The records below must be copied in full; omit the images.

▶ _Raw records_
-- Start --

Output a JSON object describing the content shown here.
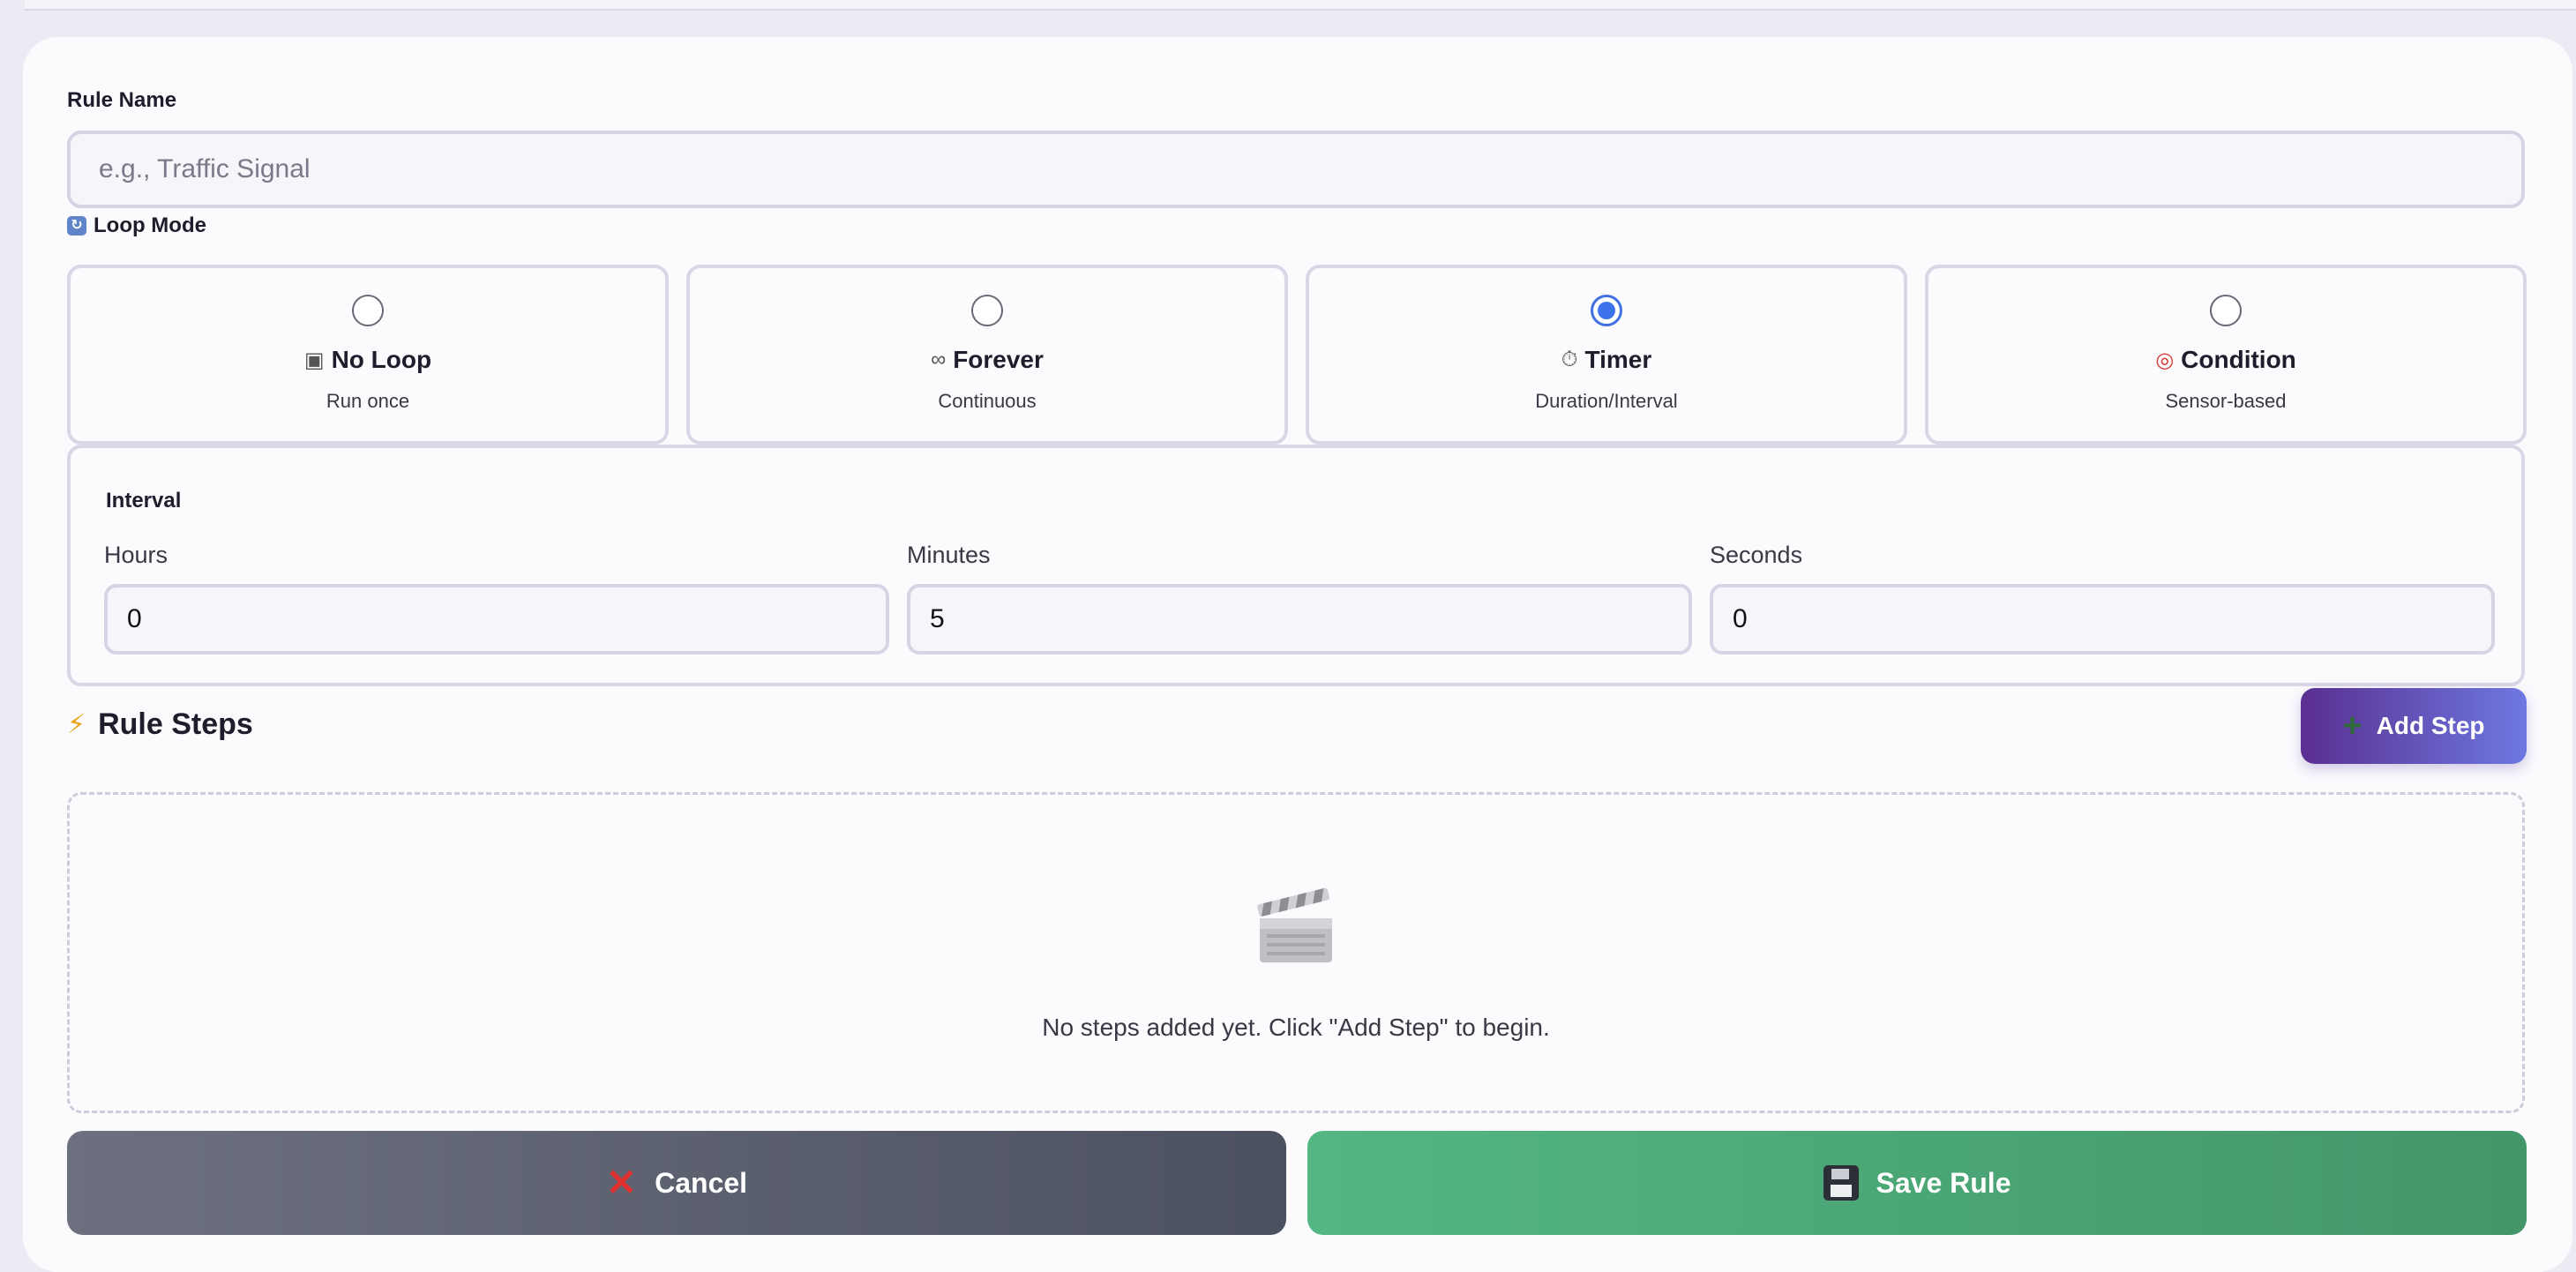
{
  "form": {
    "rule_name_label": "Rule Name",
    "rule_name_placeholder": "e.g., Traffic Signal",
    "rule_name_value": "",
    "loop_mode_label": "Loop Mode"
  },
  "loop_modes": [
    {
      "title": "No Loop",
      "subtitle": "Run once",
      "icon": "stop-square-icon",
      "selected": false
    },
    {
      "title": "Forever",
      "subtitle": "Continuous",
      "icon": "infinity-icon",
      "selected": false
    },
    {
      "title": "Timer",
      "subtitle": "Duration/Interval",
      "icon": "stopwatch-icon",
      "selected": true
    },
    {
      "title": "Condition",
      "subtitle": "Sensor-based",
      "icon": "target-icon",
      "selected": false
    }
  ],
  "interval": {
    "title": "Interval",
    "hours_label": "Hours",
    "hours_value": "0",
    "minutes_label": "Minutes",
    "minutes_value": "5",
    "seconds_label": "Seconds",
    "seconds_value": "0"
  },
  "steps": {
    "title": "Rule Steps",
    "add_label": "Add Step",
    "empty_text": "No steps added yet. Click \"Add Step\" to begin."
  },
  "actions": {
    "cancel_label": "Cancel",
    "save_label": "Save Rule"
  },
  "colors": {
    "accent_blue": "#3d73ea",
    "add_step_gradient_start": "#5a2f91",
    "add_step_gradient_end": "#6d78e0",
    "cancel_bg": "#5d6270",
    "save_bg": "#4ca776"
  }
}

-- End --

▶ _Task solution_
Output a JSON object describing the content shown here.
{
  "form": {
    "rule_name_label": "Rule Name",
    "rule_name_placeholder": "e.g., Traffic Signal",
    "rule_name_value": "",
    "loop_mode_label": "Loop Mode"
  },
  "loop_modes": [
    {
      "title": "No Loop",
      "subtitle": "Run once",
      "icon": "stop-square-icon",
      "selected": false
    },
    {
      "title": "Forever",
      "subtitle": "Continuous",
      "icon": "infinity-icon",
      "selected": false
    },
    {
      "title": "Timer",
      "subtitle": "Duration/Interval",
      "icon": "stopwatch-icon",
      "selected": true
    },
    {
      "title": "Condition",
      "subtitle": "Sensor-based",
      "icon": "target-icon",
      "selected": false
    }
  ],
  "interval": {
    "title": "Interval",
    "hours_label": "Hours",
    "hours_value": "0",
    "minutes_label": "Minutes",
    "minutes_value": "5",
    "seconds_label": "Seconds",
    "seconds_value": "0"
  },
  "steps": {
    "title": "Rule Steps",
    "add_label": "Add Step",
    "empty_text": "No steps added yet. Click \"Add Step\" to begin."
  },
  "actions": {
    "cancel_label": "Cancel",
    "save_label": "Save Rule"
  },
  "colors": {
    "accent_blue": "#3d73ea",
    "add_step_gradient_start": "#5a2f91",
    "add_step_gradient_end": "#6d78e0",
    "cancel_bg": "#5d6270",
    "save_bg": "#4ca776"
  }
}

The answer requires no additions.